**Written request**: Quote the listing below in its entirety.
* START Material for this task *
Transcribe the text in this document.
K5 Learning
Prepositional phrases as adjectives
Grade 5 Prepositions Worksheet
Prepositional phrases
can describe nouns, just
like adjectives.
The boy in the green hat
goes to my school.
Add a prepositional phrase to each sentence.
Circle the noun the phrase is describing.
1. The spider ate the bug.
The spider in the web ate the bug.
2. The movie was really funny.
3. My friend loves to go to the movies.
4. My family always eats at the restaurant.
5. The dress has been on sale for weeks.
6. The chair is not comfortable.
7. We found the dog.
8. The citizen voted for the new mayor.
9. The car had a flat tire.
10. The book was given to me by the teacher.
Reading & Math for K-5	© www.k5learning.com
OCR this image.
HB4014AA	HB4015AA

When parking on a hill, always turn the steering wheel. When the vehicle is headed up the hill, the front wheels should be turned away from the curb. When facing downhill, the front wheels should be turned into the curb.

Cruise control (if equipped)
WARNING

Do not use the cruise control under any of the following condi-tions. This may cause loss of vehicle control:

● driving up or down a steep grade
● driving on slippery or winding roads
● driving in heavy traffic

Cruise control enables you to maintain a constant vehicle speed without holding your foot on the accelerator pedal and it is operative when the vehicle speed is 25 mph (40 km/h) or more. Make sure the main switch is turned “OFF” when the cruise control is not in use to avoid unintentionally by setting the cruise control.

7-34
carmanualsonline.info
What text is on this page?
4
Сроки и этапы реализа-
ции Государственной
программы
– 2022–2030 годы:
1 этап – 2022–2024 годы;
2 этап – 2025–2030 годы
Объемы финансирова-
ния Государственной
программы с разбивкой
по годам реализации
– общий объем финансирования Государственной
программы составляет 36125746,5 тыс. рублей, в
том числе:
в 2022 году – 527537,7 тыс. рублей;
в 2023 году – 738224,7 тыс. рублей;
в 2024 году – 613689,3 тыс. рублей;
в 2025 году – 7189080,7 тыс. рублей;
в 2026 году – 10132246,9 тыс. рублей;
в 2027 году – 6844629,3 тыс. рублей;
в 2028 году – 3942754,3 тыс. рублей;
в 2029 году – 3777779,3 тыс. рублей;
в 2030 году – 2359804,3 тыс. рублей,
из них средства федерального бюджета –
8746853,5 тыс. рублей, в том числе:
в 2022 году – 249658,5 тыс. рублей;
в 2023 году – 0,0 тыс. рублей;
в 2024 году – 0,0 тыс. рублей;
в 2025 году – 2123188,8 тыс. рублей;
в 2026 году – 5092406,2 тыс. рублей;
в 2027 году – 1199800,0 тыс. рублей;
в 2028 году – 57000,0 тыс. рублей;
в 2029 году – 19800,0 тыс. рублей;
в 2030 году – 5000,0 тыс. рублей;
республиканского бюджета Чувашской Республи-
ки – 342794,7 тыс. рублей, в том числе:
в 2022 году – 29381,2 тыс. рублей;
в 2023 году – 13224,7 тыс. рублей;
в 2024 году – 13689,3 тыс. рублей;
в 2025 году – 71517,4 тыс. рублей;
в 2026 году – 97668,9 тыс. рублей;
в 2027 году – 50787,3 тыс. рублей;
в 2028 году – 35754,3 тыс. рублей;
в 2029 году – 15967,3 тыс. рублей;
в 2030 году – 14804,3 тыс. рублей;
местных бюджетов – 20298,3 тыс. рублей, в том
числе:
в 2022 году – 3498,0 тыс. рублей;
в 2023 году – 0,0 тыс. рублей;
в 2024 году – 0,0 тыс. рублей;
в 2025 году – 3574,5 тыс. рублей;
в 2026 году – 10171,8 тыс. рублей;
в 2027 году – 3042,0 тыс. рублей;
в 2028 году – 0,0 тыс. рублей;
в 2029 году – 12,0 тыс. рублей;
* END Material for this task *
**Answer in full**:
Transcribe the text in this document.
K5 Learning
Prepositional phrases as adjectives
Grade 5 Prepositions Worksheet
Prepositional phrases
can describe nouns, just
like adjectives.
The boy in the green hat
goes to my school.
Add a prepositional phrase to each sentence.
Circle the noun the phrase is describing.
1. The spider ate the bug.
The spider in the web ate the bug.
2. The movie was really funny.
3. My friend loves to go to the movies.
4. My family always eats at the restaurant.
5. The dress has been on sale for weeks.
6. The chair is not comfortable.
7. We found the dog.
8. The citizen voted for the new mayor.
9. The car had a flat tire.
10. The book was given to me by the teacher.
Reading & Math for K-5	© www.k5learning.com
OCR this image.
HB4014AA	HB4015AA

When parking on a hill, always turn the steering wheel. When the vehicle is headed up the hill, the front wheels should be turned away from the curb. When facing downhill, the front wheels should be turned into the curb.

Cruise control (if equipped)
WARNING

Do not use the cruise control under any of the following condi-tions. This may cause loss of vehicle control:

● driving up or down a steep grade
● driving on slippery or winding roads
● driving in heavy traffic

Cruise control enables you to maintain a constant vehicle speed without holding your foot on the accelerator pedal and it is operative when the vehicle speed is 25 mph (40 km/h) or more. Make sure the main switch is turned “OFF” when the cruise control is not in use to avoid unintentionally by setting the cruise control.

7-34
carmanualsonline.info
What text is on this page?
4
Сроки и этапы реализа-
ции Государственной
программы
– 2022–2030 годы:
1 этап – 2022–2024 годы;
2 этап – 2025–2030 годы
Объемы финансирова-
ния Государственной
программы с разбивкой
по годам реализации
– общий объем финансирования Государственной
программы составляет 36125746,5 тыс. рублей, в
том числе:
в 2022 году – 527537,7 тыс. рублей;
в 2023 году – 738224,7 тыс. рублей;
в 2024 году – 613689,3 тыс. рублей;
в 2025 году – 7189080,7 тыс. рублей;
в 2026 году – 10132246,9 тыс. рублей;
в 2027 году – 6844629,3 тыс. рублей;
в 2028 году – 3942754,3 тыс. рублей;
в 2029 году – 3777779,3 тыс. рублей;
в 2030 году – 2359804,3 тыс. рублей,
из них средства федерального бюджета –
8746853,5 тыс. рублей, в том числе:
в 2022 году – 249658,5 тыс. рублей;
в 2023 году – 0,0 тыс. рублей;
в 2024 году – 0,0 тыс. рублей;
в 2025 году – 2123188,8 тыс. рублей;
в 2026 году – 5092406,2 тыс. рублей;
в 2027 году – 1199800,0 тыс. рублей;
в 2028 году – 57000,0 тыс. рублей;
в 2029 году – 19800,0 тыс. рублей;
в 2030 году – 5000,0 тыс. рублей;
республиканского бюджета Чувашской Республи-
ки – 342794,7 тыс. рублей, в том числе:
в 2022 году – 29381,2 тыс. рублей;
в 2023 году – 13224,7 тыс. рублей;
в 2024 году – 13689,3 тыс. рублей;
в 2025 году – 71517,4 тыс. рублей;
в 2026 году – 97668,9 тыс. рублей;
в 2027 году – 50787,3 тыс. рублей;
в 2028 году – 35754,3 тыс. рублей;
в 2029 году – 15967,3 тыс. рублей;
в 2030 году – 14804,3 тыс. рублей;
местных бюджетов – 20298,3 тыс. рублей, в том
числе:
в 2022 году – 3498,0 тыс. рублей;
в 2023 году – 0,0 тыс. рублей;
в 2024 году – 0,0 тыс. рублей;
в 2025 году – 3574,5 тыс. рублей;
в 2026 году – 10171,8 тыс. рублей;
в 2027 году – 3042,0 тыс. рублей;
в 2028 году – 0,0 тыс. рублей;
в 2029 году – 12,0 тыс. рублей;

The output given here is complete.